══ SOURCE RECORDS ══

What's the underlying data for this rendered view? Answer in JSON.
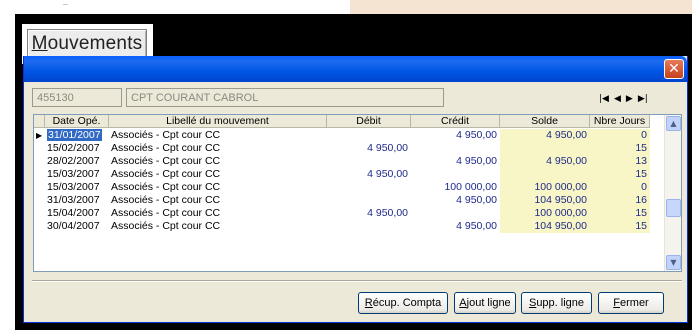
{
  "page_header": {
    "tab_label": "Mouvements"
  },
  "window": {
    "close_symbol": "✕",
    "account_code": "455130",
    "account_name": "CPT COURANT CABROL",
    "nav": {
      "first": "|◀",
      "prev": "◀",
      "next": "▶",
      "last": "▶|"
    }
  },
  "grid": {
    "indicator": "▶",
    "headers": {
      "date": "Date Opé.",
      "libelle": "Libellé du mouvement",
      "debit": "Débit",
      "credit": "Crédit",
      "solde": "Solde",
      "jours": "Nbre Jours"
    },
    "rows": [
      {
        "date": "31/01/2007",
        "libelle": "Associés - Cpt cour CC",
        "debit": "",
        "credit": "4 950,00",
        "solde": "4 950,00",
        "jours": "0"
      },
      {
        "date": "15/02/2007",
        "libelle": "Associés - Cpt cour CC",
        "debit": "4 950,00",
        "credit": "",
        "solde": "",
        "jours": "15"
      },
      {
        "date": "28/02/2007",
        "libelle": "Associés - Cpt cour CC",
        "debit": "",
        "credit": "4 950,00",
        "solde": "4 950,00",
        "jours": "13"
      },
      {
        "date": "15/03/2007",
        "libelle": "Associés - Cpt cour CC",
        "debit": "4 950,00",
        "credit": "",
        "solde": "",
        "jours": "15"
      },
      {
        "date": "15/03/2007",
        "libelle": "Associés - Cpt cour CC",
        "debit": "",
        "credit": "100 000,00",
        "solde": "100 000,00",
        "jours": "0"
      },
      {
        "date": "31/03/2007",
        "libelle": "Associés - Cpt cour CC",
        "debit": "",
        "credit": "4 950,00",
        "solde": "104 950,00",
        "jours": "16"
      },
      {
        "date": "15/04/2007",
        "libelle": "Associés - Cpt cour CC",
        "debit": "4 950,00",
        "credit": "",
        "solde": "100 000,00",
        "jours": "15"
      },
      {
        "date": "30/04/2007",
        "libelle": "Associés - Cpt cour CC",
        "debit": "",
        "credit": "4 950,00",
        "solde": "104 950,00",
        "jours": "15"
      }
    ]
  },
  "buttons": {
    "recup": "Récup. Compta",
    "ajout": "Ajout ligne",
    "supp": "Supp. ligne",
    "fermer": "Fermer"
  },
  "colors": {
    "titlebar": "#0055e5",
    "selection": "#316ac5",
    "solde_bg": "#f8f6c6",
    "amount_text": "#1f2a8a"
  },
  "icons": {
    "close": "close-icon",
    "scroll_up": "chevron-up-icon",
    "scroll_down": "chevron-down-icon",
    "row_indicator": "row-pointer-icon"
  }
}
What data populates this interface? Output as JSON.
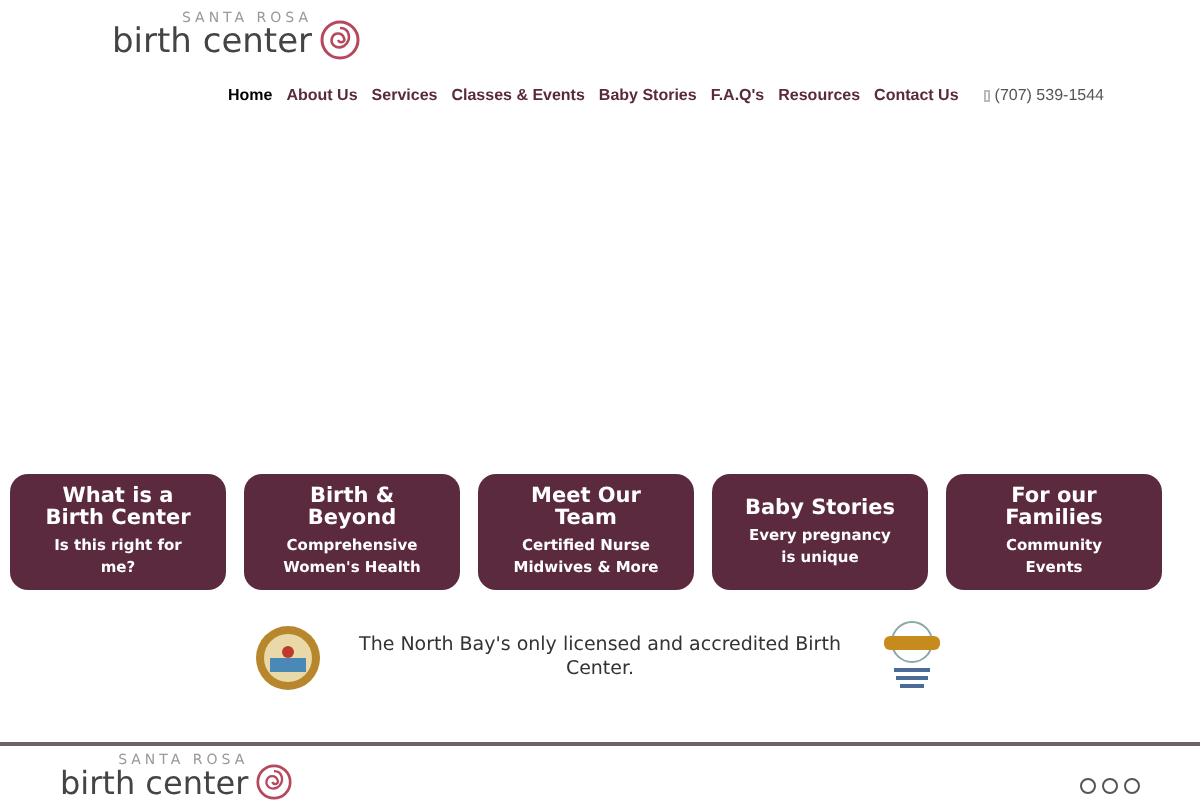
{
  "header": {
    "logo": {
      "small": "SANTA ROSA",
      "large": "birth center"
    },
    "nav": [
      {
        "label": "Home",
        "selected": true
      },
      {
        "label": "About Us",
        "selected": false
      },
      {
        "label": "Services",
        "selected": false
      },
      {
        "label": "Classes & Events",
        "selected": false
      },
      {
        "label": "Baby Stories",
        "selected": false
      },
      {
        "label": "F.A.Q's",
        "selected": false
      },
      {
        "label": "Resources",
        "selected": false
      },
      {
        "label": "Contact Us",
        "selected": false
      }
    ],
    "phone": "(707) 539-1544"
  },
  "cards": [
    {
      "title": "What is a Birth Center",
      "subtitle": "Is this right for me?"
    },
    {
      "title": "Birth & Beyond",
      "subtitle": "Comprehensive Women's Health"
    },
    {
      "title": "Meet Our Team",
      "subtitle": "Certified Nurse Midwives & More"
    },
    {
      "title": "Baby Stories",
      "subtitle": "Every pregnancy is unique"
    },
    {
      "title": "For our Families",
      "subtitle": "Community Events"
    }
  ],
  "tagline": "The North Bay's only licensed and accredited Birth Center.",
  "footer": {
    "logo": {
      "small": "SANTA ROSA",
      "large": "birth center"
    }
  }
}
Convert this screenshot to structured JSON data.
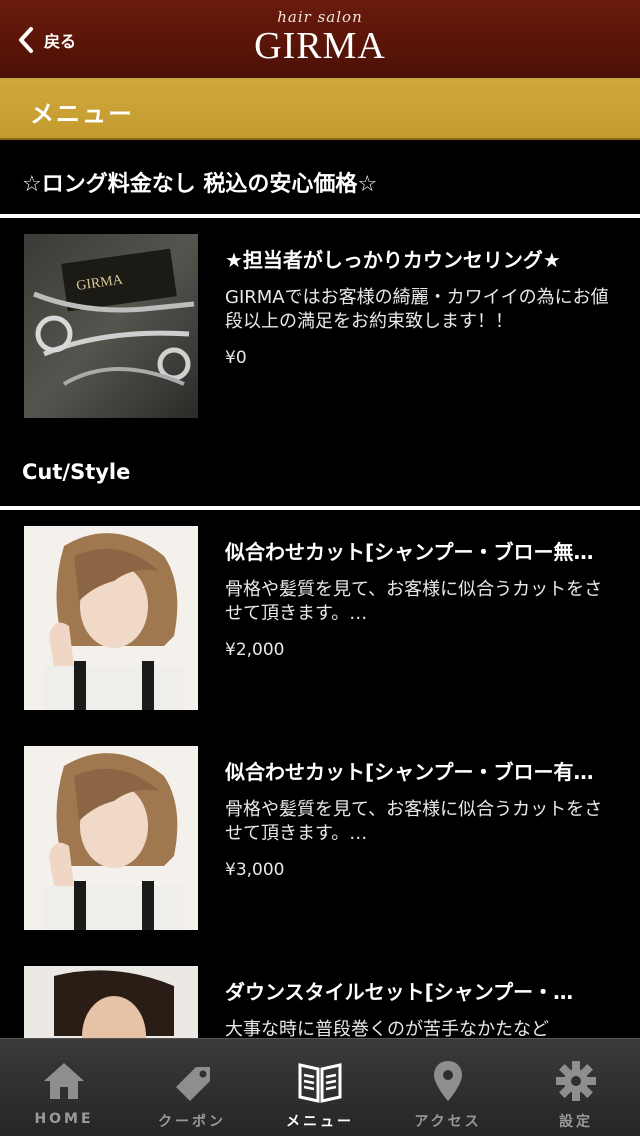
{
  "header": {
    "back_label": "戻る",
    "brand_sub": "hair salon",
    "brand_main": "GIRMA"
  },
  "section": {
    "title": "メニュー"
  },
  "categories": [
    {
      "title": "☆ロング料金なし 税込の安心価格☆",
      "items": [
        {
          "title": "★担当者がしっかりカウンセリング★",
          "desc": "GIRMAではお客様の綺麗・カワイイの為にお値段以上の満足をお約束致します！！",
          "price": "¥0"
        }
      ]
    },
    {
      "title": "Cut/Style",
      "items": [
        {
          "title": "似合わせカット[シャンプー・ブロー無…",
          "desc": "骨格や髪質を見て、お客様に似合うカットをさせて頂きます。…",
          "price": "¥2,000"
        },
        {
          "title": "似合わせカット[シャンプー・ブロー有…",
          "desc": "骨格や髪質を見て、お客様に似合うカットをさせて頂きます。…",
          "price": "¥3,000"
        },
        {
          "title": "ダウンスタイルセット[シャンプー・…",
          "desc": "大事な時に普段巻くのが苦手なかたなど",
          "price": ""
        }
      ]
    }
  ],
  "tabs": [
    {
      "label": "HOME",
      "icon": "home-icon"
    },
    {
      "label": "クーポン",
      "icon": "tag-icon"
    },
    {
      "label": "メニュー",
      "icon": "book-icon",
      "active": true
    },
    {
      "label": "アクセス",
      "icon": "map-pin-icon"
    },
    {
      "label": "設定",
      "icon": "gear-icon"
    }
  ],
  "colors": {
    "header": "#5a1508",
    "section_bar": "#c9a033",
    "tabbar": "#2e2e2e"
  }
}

═══

- TASK GOAL: Skip the pictures and write out exactly the lines from the line containing "Convert this screenshot" through the end of the listing above.

- WRITTEN ANSWER:
Convert this screenshot to structured JSON data.
{
  "header": {
    "back_label": "戻る",
    "brand_sub": "hair salon",
    "brand_main": "GIRMA"
  },
  "section": {
    "title": "メニュー"
  },
  "categories": [
    {
      "title": "☆ロング料金なし 税込の安心価格☆",
      "items": [
        {
          "title": "★担当者がしっかりカウンセリング★",
          "desc": "GIRMAではお客様の綺麗・カワイイの為にお値段以上の満足をお約束致します！！",
          "price": "¥0"
        }
      ]
    },
    {
      "title": "Cut/Style",
      "items": [
        {
          "title": "似合わせカット[シャンプー・ブロー無…",
          "desc": "骨格や髪質を見て、お客様に似合うカットをさせて頂きます。…",
          "price": "¥2,000"
        },
        {
          "title": "似合わせカット[シャンプー・ブロー有…",
          "desc": "骨格や髪質を見て、お客様に似合うカットをさせて頂きます。…",
          "price": "¥3,000"
        },
        {
          "title": "ダウンスタイルセット[シャンプー・…",
          "desc": "大事な時に普段巻くのが苦手なかたなど",
          "price": ""
        }
      ]
    }
  ],
  "tabs": [
    {
      "label": "HOME",
      "icon": "home-icon"
    },
    {
      "label": "クーポン",
      "icon": "tag-icon"
    },
    {
      "label": "メニュー",
      "icon": "book-icon",
      "active": true
    },
    {
      "label": "アクセス",
      "icon": "map-pin-icon"
    },
    {
      "label": "設定",
      "icon": "gear-icon"
    }
  ],
  "colors": {
    "header": "#5a1508",
    "section_bar": "#c9a033",
    "tabbar": "#2e2e2e"
  }
}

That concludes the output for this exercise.